## Exercise
In the listing that follows, count each line where the word "ШАРАФУТДИНОВА" appears; write nothing but the count.

## Items from a data source
┏━━
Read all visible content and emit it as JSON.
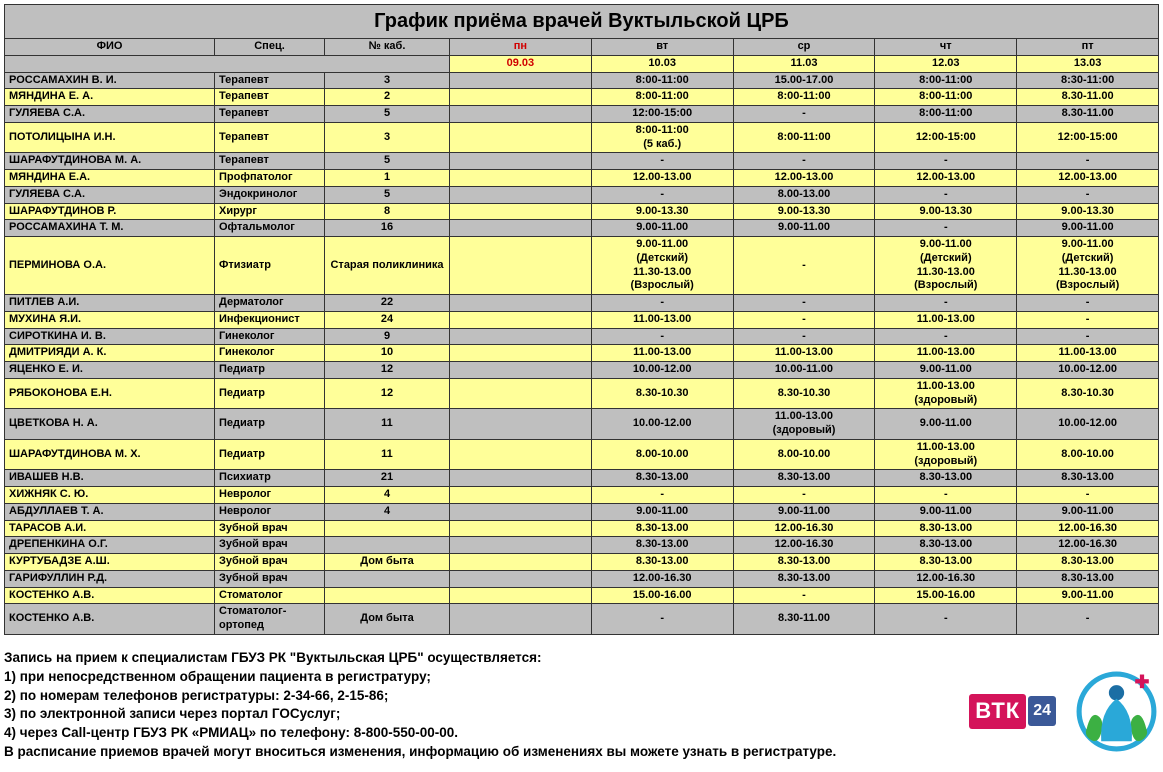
{
  "title": "График приёма врачей Вуктыльской ЦРБ",
  "colors": {
    "grey": "#bfbfbf",
    "yellow": "#ffff99",
    "red": "#d00000",
    "black": "#000000",
    "border": "#333333"
  },
  "columns": {
    "name": "ФИО",
    "spec": "Спец.",
    "room": "№ каб.",
    "days": [
      {
        "short": "пн",
        "date": "09.03",
        "holiday": true
      },
      {
        "short": "вт",
        "date": "10.03",
        "holiday": false
      },
      {
        "short": "ср",
        "date": "11.03",
        "holiday": false
      },
      {
        "short": "чт",
        "date": "12.03",
        "holiday": false
      },
      {
        "short": "пт",
        "date": "13.03",
        "holiday": false
      }
    ]
  },
  "rows": [
    {
      "color": "grey",
      "name": "РОССАМАХИН В. И.",
      "spec": "Терапевт",
      "room": "3",
      "cells": [
        "",
        "8:00-11:00",
        "15.00-17.00",
        "8:00-11:00",
        "8:30-11:00"
      ]
    },
    {
      "color": "yellow",
      "name": "МЯНДИНА Е. А.",
      "spec": "Терапевт",
      "room": "2",
      "cells": [
        "",
        "8:00-11:00",
        "8:00-11:00",
        "8:00-11:00",
        "8.30-11.00"
      ]
    },
    {
      "color": "grey",
      "name": "ГУЛЯЕВА С.А.",
      "spec": "Терапевт",
      "room": "5",
      "cells": [
        "",
        "12:00-15:00",
        "-",
        "8:00-11:00",
        "8.30-11.00"
      ]
    },
    {
      "color": "yellow",
      "name": "ПОТОЛИЦЫНА И.Н.",
      "spec": "Терапевт",
      "room": "3",
      "cells": [
        "",
        "8:00-11:00\n(5 каб.)",
        "8:00-11:00",
        "12:00-15:00",
        "12:00-15:00"
      ]
    },
    {
      "color": "grey",
      "name": "ШАРАФУТДИНОВА М. А.",
      "spec": "Терапевт",
      "room": "5",
      "cells": [
        "",
        "-",
        "-",
        "-",
        "-"
      ]
    },
    {
      "color": "yellow",
      "name": "МЯНДИНА Е.А.",
      "spec": "Профпатолог",
      "room": "1",
      "cells": [
        "",
        "12.00-13.00",
        "12.00-13.00",
        "12.00-13.00",
        "12.00-13.00"
      ]
    },
    {
      "color": "grey",
      "name": "ГУЛЯЕВА С.А.",
      "spec": "Эндокринолог",
      "room": "5",
      "cells": [
        "",
        "-",
        "8.00-13.00",
        "-",
        "-"
      ]
    },
    {
      "color": "yellow",
      "name": "ШАРАФУТДИНОВ Р.",
      "spec": "Хирург",
      "room": "8",
      "cells": [
        "",
        "9.00-13.30",
        "9.00-13.30",
        "9.00-13.30",
        "9.00-13.30"
      ]
    },
    {
      "color": "grey",
      "name": "РОССАМАХИНА Т. М.",
      "spec": "Офтальмолог",
      "room": "16",
      "cells": [
        "",
        "9.00-11.00",
        "9.00-11.00",
        "-",
        "9.00-11.00"
      ]
    },
    {
      "color": "yellow",
      "name": "ПЕРМИНОВА О.А.",
      "spec": "Фтизиатр",
      "room": "Старая поликлиника",
      "cells": [
        "",
        "9.00-11.00\n(Детский)\n11.30-13.00\n(Взрослый)",
        "-",
        "9.00-11.00\n(Детский)\n11.30-13.00\n(Взрослый)",
        "9.00-11.00\n(Детский)\n11.30-13.00\n(Взрослый)"
      ]
    },
    {
      "color": "grey",
      "name": "ПИТЛЕВ А.И.",
      "spec": "Дерматолог",
      "room": "22",
      "cells": [
        "",
        "-",
        "-",
        "-",
        "-"
      ]
    },
    {
      "color": "yellow",
      "name": "МУХИНА Я.И.",
      "spec": "Инфекционист",
      "room": "24",
      "cells": [
        "",
        "11.00-13.00",
        "-",
        "11.00-13.00",
        "-"
      ]
    },
    {
      "color": "grey",
      "name": "СИРОТКИНА И. В.",
      "spec": "Гинеколог",
      "room": "9",
      "cells": [
        "",
        "-",
        "-",
        "-",
        "-"
      ]
    },
    {
      "color": "yellow",
      "name": "ДМИТРИЯДИ А. К.",
      "spec": "Гинеколог",
      "room": "10",
      "cells": [
        "",
        "11.00-13.00",
        "11.00-13.00",
        "11.00-13.00",
        "11.00-13.00"
      ]
    },
    {
      "color": "grey",
      "name": "ЯЦЕНКО Е. И.",
      "spec": "Педиатр",
      "room": "12",
      "cells": [
        "",
        "10.00-12.00",
        "10.00-11.00",
        "9.00-11.00",
        "10.00-12.00"
      ]
    },
    {
      "color": "yellow",
      "name": "РЯБОКОНОВА Е.Н.",
      "spec": "Педиатр",
      "room": "12",
      "cells": [
        "",
        "8.30-10.30",
        "8.30-10.30",
        "11.00-13.00\n(здоровый)",
        "8.30-10.30"
      ]
    },
    {
      "color": "grey",
      "name": "ЦВЕТКОВА Н. А.",
      "spec": "Педиатр",
      "room": "11",
      "cells": [
        "",
        "10.00-12.00",
        "11.00-13.00\n(здоровый)",
        "9.00-11.00",
        "10.00-12.00"
      ]
    },
    {
      "color": "yellow",
      "name": "ШАРАФУТДИНОВА М. Х.",
      "spec": "Педиатр",
      "room": "11",
      "cells": [
        "",
        "8.00-10.00",
        "8.00-10.00",
        "11.00-13.00\n(здоровый)",
        "8.00-10.00"
      ]
    },
    {
      "color": "grey",
      "name": "ИВАШЕВ Н.В.",
      "spec": "Психиатр",
      "room": "21",
      "cells": [
        "",
        "8.30-13.00",
        "8.30-13.00",
        "8.30-13.00",
        "8.30-13.00"
      ]
    },
    {
      "color": "yellow",
      "name": "ХИЖНЯК С. Ю.",
      "spec": "Невролог",
      "room": "4",
      "cells": [
        "",
        "-",
        "-",
        "-",
        "-"
      ]
    },
    {
      "color": "grey",
      "name": "АБДУЛЛАЕВ Т. А.",
      "spec": "Невролог",
      "room": "4",
      "cells": [
        "",
        "9.00-11.00",
        "9.00-11.00",
        "9.00-11.00",
        "9.00-11.00"
      ]
    },
    {
      "color": "yellow",
      "name": "ТАРАСОВ А.И.",
      "spec": "Зубной врач",
      "room": "",
      "cells": [
        "",
        "8.30-13.00",
        "12.00-16.30",
        "8.30-13.00",
        "12.00-16.30"
      ]
    },
    {
      "color": "grey",
      "name": "ДРЕПЕНКИНА О.Г.",
      "spec": "Зубной врач",
      "room": "",
      "cells": [
        "",
        "8.30-13.00",
        "12.00-16.30",
        "8.30-13.00",
        "12.00-16.30"
      ]
    },
    {
      "color": "yellow",
      "name": "КУРТУБАДЗЕ А.Ш.",
      "spec": "Зубной врач",
      "room": "Дом быта",
      "cells": [
        "",
        "8.30-13.00",
        "8.30-13.00",
        "8.30-13.00",
        "8.30-13.00"
      ]
    },
    {
      "color": "grey",
      "name": "ГАРИФУЛЛИН Р.Д.",
      "spec": "Зубной врач",
      "room": "",
      "cells": [
        "",
        "12.00-16.30",
        "8.30-13.00",
        "12.00-16.30",
        "8.30-13.00"
      ]
    },
    {
      "color": "yellow",
      "name": "КОСТЕНКО А.В.",
      "spec": "Стоматолог",
      "room": "",
      "cells": [
        "",
        "15.00-16.00",
        "-",
        "15.00-16.00",
        "9.00-11.00"
      ]
    },
    {
      "color": "grey",
      "name": "КОСТЕНКО А.В.",
      "spec": "Стоматолог-ортопед",
      "room": "Дом быта",
      "cells": [
        "",
        "-",
        "8.30-11.00",
        "-",
        "-"
      ]
    }
  ],
  "notes": [
    "Запись на прием к специалистам ГБУЗ РК \"Вуктыльская ЦРБ\" осуществляется:",
    "1) при непосредственном обращении пациента в регистратуру;",
    "2) по номерам телефонов регистратуры: 2-34-66, 2-15-86;",
    "3) по электронной записи через портал ГОСуслуг;",
    "4) через Call-центр ГБУЗ РК «РМИАЦ» по телефону: 8-800-550-00-00.",
    "В расписание приемов врачей могут вноситься изменения, информацию об изменениях вы можете узнать в регистратуре."
  ],
  "logos": {
    "btk_text": "ВТК",
    "btk_24": "24"
  }
}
┗━━
## Response to the task
2